* [Your instructions] Each record below is to be reproduced without any change.

* [Input records]
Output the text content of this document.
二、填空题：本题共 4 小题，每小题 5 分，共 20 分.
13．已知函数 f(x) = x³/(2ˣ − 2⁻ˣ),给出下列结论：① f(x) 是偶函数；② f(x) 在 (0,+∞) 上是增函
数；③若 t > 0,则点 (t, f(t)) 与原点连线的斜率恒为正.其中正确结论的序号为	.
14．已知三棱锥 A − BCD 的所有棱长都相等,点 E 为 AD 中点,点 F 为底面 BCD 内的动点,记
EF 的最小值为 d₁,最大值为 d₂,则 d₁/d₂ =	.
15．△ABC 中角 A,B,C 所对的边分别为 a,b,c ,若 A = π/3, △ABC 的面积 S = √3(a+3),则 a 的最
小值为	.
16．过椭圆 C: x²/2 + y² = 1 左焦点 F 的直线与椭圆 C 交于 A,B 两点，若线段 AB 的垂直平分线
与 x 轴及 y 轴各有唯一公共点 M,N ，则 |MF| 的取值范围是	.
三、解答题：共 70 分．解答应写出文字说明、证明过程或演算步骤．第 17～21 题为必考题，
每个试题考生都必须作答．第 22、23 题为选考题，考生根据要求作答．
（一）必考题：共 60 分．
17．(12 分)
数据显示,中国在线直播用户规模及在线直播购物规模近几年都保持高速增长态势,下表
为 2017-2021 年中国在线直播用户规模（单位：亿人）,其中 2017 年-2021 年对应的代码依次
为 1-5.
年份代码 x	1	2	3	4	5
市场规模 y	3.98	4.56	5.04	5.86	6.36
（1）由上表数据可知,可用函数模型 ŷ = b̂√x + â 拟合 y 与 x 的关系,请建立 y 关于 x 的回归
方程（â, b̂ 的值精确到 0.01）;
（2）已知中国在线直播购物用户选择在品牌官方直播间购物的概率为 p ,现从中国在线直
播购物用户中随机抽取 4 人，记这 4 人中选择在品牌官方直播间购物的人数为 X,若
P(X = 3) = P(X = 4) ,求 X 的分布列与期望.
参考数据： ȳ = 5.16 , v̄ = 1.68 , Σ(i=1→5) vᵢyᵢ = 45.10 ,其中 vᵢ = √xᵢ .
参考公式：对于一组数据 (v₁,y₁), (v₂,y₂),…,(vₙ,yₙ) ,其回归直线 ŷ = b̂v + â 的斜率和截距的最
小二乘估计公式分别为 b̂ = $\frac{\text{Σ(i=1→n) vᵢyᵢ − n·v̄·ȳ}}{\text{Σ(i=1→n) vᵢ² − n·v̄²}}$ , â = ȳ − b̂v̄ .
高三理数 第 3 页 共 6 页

* [Result of the task]
Output the text content of this document.
二、填空题：本题共 4 小题，每小题 5 分，共 20 分.
13．已知函数 f(x) = x³/(2ˣ − 2⁻ˣ),给出下列结论：① f(x) 是偶函数；② f(x) 在 (0,+∞) 上是增函
数；③若 t > 0,则点 (t, f(t)) 与原点连线的斜率恒为正.其中正确结论的序号为	.
14．已知三棱锥 A − BCD 的所有棱长都相等,点 E 为 AD 中点,点 F 为底面 BCD 内的动点,记
EF 的最小值为 d₁,最大值为 d₂,则 d₁/d₂ =	.
15．△ABC 中角 A,B,C 所对的边分别为 a,b,c ,若 A = π/3, △ABC 的面积 S = √3(a+3),则 a 的最
小值为	.
16．过椭圆 C: x²/2 + y² = 1 左焦点 F 的直线与椭圆 C 交于 A,B 两点，若线段 AB 的垂直平分线
与 x 轴及 y 轴各有唯一公共点 M,N ，则 |MF| 的取值范围是	.
三、解答题：共 70 分．解答应写出文字说明、证明过程或演算步骤．第 17～21 题为必考题，
每个试题考生都必须作答．第 22、23 题为选考题，考生根据要求作答．
（一）必考题：共 60 分．
17．(12 分)
数据显示,中国在线直播用户规模及在线直播购物规模近几年都保持高速增长态势,下表
为 2017-2021 年中国在线直播用户规模（单位：亿人）,其中 2017 年-2021 年对应的代码依次
为 1-5.
年份代码 x	1	2	3	4	5
市场规模 y	3.98	4.56	5.04	5.86	6.36
（1）由上表数据可知,可用函数模型 ŷ = b̂√x + â 拟合 y 与 x 的关系,请建立 y 关于 x 的回归
方程（â, b̂ 的值精确到 0.01）;
（2）已知中国在线直播购物用户选择在品牌官方直播间购物的概率为 p ,现从中国在线直
播购物用户中随机抽取 4 人，记这 4 人中选择在品牌官方直播间购物的人数为 X,若
P(X = 3) = P(X = 4) ,求 X 的分布列与期望.
参考数据： ȳ = 5.16 , v̄ = 1.68 , Σ(i=1→5) vᵢyᵢ = 45.10 ,其中 vᵢ = √xᵢ .
参考公式：对于一组数据 (v₁,y₁), (v₂,y₂),…,(vₙ,yₙ) ,其回归直线 ŷ = b̂v + â 的斜率和截距的最
小二乘估计公式分别为 b̂ = $\frac{\text{Σ(i=1→n) vᵢyᵢ − n·v̄·ȳ}}{\text{Σ(i=1→n) vᵢ² − n·v̄²}}$ , â = ȳ − b̂v̄ .
高三理数 第 3 页 共 6 页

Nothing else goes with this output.